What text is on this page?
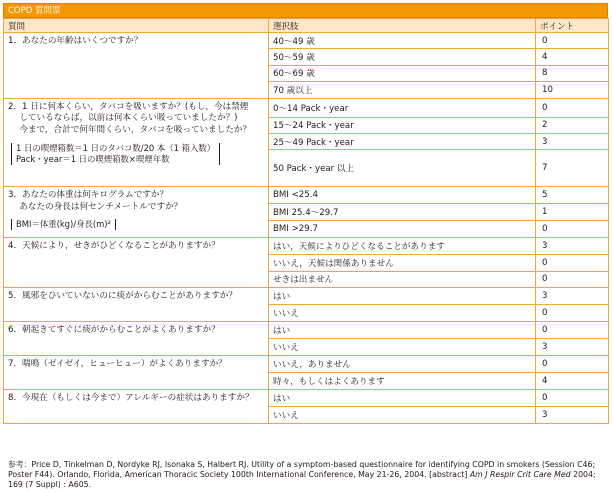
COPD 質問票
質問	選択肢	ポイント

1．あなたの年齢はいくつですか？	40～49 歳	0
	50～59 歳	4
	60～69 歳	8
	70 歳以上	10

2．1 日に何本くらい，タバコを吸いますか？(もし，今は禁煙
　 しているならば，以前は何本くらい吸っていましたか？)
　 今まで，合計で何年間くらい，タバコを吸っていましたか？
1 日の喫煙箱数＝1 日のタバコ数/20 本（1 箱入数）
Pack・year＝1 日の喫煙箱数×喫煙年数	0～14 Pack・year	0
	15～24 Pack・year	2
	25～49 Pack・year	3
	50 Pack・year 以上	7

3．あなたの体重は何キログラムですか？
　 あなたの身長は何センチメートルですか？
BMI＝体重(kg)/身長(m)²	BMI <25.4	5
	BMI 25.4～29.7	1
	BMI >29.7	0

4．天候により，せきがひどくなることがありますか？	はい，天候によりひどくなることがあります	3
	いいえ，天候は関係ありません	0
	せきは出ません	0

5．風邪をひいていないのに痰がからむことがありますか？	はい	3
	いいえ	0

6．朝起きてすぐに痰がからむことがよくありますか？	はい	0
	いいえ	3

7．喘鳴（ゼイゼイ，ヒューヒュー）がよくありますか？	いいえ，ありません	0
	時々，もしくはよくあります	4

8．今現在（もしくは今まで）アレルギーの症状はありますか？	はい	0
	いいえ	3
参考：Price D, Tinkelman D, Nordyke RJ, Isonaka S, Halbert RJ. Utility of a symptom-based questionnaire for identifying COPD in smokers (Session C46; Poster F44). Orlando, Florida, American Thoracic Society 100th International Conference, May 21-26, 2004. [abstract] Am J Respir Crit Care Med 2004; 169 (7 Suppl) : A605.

---

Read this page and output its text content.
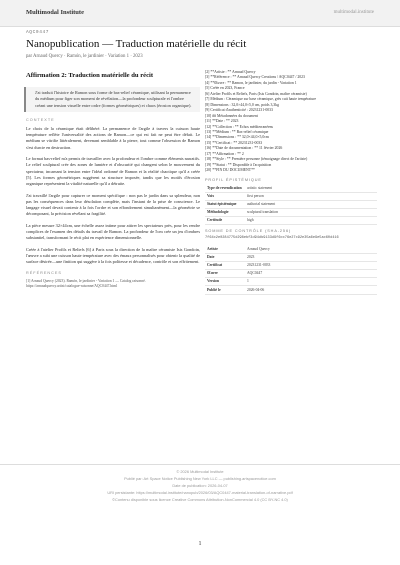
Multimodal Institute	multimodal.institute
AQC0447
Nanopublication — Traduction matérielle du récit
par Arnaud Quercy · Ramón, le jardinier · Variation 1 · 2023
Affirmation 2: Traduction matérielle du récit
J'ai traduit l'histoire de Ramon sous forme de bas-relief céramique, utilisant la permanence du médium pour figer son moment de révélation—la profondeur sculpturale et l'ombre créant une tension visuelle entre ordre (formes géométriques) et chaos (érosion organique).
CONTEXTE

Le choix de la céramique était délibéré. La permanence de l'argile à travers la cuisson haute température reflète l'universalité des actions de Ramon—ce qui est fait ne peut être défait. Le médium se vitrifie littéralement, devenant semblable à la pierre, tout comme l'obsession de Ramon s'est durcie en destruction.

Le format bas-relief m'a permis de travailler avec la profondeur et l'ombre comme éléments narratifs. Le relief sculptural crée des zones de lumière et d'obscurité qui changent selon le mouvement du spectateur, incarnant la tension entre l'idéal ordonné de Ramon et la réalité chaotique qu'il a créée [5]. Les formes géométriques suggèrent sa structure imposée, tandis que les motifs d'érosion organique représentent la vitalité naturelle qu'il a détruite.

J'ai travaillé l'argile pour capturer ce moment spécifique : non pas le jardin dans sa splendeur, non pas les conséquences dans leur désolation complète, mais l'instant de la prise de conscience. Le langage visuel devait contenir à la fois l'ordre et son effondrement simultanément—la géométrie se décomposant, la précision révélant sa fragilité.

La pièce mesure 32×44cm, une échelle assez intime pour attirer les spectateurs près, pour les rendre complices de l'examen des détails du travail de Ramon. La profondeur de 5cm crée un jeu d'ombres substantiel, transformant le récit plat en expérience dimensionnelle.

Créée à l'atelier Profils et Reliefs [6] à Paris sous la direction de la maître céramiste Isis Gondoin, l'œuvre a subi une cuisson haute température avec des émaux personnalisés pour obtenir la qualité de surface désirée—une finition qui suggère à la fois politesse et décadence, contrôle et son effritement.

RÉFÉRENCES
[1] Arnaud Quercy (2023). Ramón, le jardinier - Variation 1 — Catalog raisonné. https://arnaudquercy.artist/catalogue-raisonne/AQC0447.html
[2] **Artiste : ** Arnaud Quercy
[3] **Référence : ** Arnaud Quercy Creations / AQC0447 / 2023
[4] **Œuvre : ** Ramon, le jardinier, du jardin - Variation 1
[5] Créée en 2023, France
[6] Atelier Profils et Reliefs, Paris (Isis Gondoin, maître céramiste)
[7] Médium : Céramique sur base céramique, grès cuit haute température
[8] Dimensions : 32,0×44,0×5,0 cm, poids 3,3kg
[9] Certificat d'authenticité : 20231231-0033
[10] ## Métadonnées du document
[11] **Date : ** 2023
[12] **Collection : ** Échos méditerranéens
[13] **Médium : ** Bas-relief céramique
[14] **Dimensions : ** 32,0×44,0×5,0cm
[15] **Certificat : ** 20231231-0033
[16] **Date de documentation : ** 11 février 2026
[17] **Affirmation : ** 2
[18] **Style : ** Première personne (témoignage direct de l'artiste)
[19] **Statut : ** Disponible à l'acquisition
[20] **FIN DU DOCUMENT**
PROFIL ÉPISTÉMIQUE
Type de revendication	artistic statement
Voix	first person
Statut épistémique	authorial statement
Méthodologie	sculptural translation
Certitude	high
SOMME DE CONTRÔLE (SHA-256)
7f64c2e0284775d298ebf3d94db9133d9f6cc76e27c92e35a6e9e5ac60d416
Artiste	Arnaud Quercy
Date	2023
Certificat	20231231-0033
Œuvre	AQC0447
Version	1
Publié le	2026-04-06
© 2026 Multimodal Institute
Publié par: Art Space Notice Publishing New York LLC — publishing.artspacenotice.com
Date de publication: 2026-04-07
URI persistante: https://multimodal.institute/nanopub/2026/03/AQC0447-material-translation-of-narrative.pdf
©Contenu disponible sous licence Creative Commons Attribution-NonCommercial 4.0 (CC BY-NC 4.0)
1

STATED TASK -
Filter out every line that lacks the word "argile", and copy the rest.

SOLVED PROBLEM -
Le choix de la céramique était délibéré. La permanence de l'argile à travers la cuisson haute température reflète l'universalité des actions de Ramon—ce qui est fait ne peut être défait. Le médium se vitrifie littéralement, devenant semblable à la pierre, tout comme l'obsession de Ramon s'est durcie en destruction.
J'ai travaillé l'argile pour capturer ce moment spécifique : non pas le jardin dans sa splendeur, non pas les conséquences dans leur désolation complète, mais l'instant de la prise de conscience. Le langage visuel devait contenir à la fois l'ordre et son effondrement simultanément—la géométrie se décomposant, la précision révélant sa fragilité.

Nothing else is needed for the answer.